● Set task
Filter this material down to the lines that hold "screenshot", copying each one.

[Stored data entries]
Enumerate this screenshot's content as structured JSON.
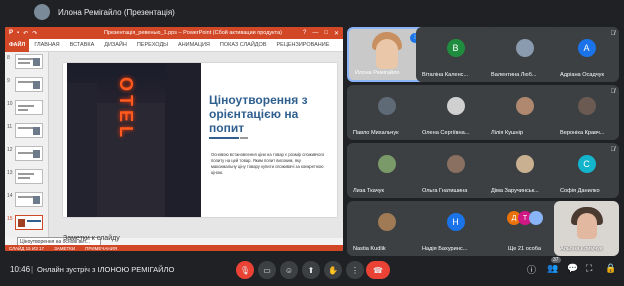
{
  "top": {
    "presenter": "Илона Ремігайло (Презентація)"
  },
  "powerpoint": {
    "title": "Презентація_ревенью_1.pps – PowerPoint (Сбой активации продукта)",
    "file_tab": "ФАЙЛ",
    "tabs": [
      "ГЛАВНАЯ",
      "ВСТАВКА",
      "ДИЗАЙН",
      "ПЕРЕХОДЫ",
      "АНИМАЦИЯ",
      "ПОКАЗ СЛАЙДОВ",
      "РЕЦЕНЗИРОВАНИЕ"
    ],
    "window_buttons": [
      "?",
      "—",
      "□",
      "✕"
    ],
    "thumbnails": [
      "8",
      "9",
      "10",
      "11",
      "12",
      "13",
      "14",
      "15"
    ],
    "tooltip": "Ціноутворення на основі вит...",
    "slide": {
      "photo_text": "OTEL",
      "title": "Ціноутворення з орієнтацією на попит",
      "body": "Основою встановлення ціни на товар є розмір споживчого попиту на цей товар. Яким попит високим, яку максимальну ціну товару купити споживачі за конкретною ціною."
    },
    "notes": "Заметки к слайду",
    "status": [
      "СЛАЙД 15 ИЗ 17",
      "ЗАМЕТКИ",
      "ПРИМЕЧАНИЯ"
    ]
  },
  "participants": [
    {
      "name": "Илона Ремігайло",
      "type": "video",
      "speaking": true
    },
    {
      "name": "Віталіна Каленс...",
      "initial": "В",
      "color": "#1e8e3e"
    },
    {
      "name": "Валентина Люб...",
      "type": "photo"
    },
    {
      "name": "Адріана Осадчук",
      "initial": "А",
      "color": "#1a73e8"
    },
    {
      "name": "Павло Михальчук",
      "type": "photo"
    },
    {
      "name": "Олена Сергіївна...",
      "type": "photo"
    },
    {
      "name": "Лілія Кушнір",
      "type": "photo"
    },
    {
      "name": "Вероніка Кравч...",
      "type": "photo"
    },
    {
      "name": "Лиза Ткачук",
      "type": "photo"
    },
    {
      "name": "Ольга Гнатишина",
      "type": "photo"
    },
    {
      "name": "Діма Заручинськ...",
      "type": "photo"
    },
    {
      "name": "Софія Данилко",
      "initial": "С",
      "color": "#12b5cb"
    },
    {
      "name": "Nastia Kudlik",
      "type": "photo"
    },
    {
      "name": "Надія Бахуринс...",
      "initial": "Н",
      "color": "#1a73e8"
    },
    {
      "name": "Ще 21 особа",
      "type": "more"
    },
    {
      "name": "Альона Климчук",
      "type": "video"
    }
  ],
  "bottom": {
    "time": "10:46",
    "separator": "|",
    "meeting": "Онлайн зустріч з ІЛОНОЮ РЕМІГАЙЛО",
    "participant_count": "37"
  },
  "colors": {
    "accent": "#d24726",
    "hangup": "#ea4335",
    "tile": "#3c4043"
  }
}
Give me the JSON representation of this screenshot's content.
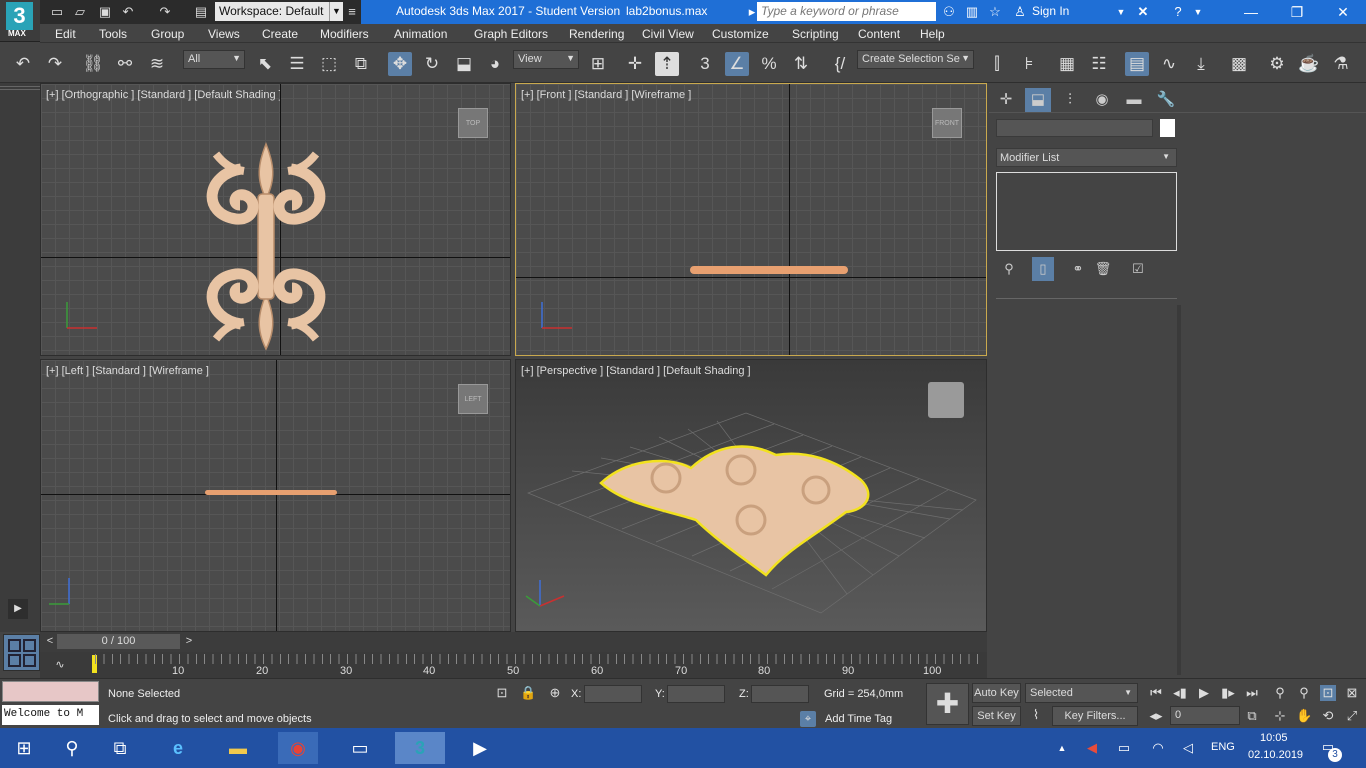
{
  "titlebar": {
    "workspace_label": "Workspace: Default",
    "app_title": "Autodesk 3ds Max 2017 - Student Version",
    "file_title": "lab2bonus.max",
    "search_placeholder": "Type a keyword or phrase",
    "sign_in": "Sign In"
  },
  "logo": {
    "big": "3",
    "small": "MAX"
  },
  "menu": [
    "Edit",
    "Tools",
    "Group",
    "Views",
    "Create",
    "Modifiers",
    "Animation",
    "Graph Editors",
    "Rendering",
    "Civil View",
    "Customize",
    "Scripting",
    "Content",
    "Help"
  ],
  "toolbar": {
    "filter_select": "All",
    "view_select": "View",
    "named_selection": "Create Selection Se"
  },
  "viewports": {
    "top_left": {
      "label": "[+] [Orthographic ] [Standard ] [Default Shading ]",
      "cube": "TOP"
    },
    "top_right": {
      "label": "[+] [Front ] [Standard ] [Wireframe ]",
      "cube": "FRONT"
    },
    "bottom_left": {
      "label": "[+] [Left ] [Standard ] [Wireframe ]",
      "cube": "LEFT"
    },
    "bottom_right": {
      "label": "[+] [Perspective ] [Standard ] [Default Shading ]"
    }
  },
  "command_panel": {
    "modifier_list": "Modifier List"
  },
  "timeline": {
    "slider_label": "0 / 100",
    "ticks": [
      "10",
      "20",
      "30",
      "40",
      "50",
      "60",
      "70",
      "80",
      "90",
      "100"
    ]
  },
  "status": {
    "selection": "None Selected",
    "prompt": "Click and drag to select and move objects",
    "x_label": "X:",
    "y_label": "Y:",
    "z_label": "Z:",
    "grid": "Grid = 254,0mm",
    "add_time_tag": "Add Time Tag",
    "auto_key": "Auto Key",
    "set_key": "Set Key",
    "key_mode_select": "Selected",
    "key_filters": "Key Filters...",
    "frame_value": "0",
    "welcome": "Welcome to M"
  },
  "taskbar": {
    "lang": "ENG",
    "time": "10:05",
    "date": "02.10.2019",
    "notifications": "3"
  },
  "colors": {
    "title_blue": "#1f6fd6",
    "accent_blue": "#5b7fa6",
    "object_color": "#e8c4a4",
    "selection_highlight": "#f2e21e",
    "taskbar": "#2251a3"
  }
}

● Written reply
Enumerate this screenshot's content as structured JSON.
Give me the JSON representation of this screenshot's content.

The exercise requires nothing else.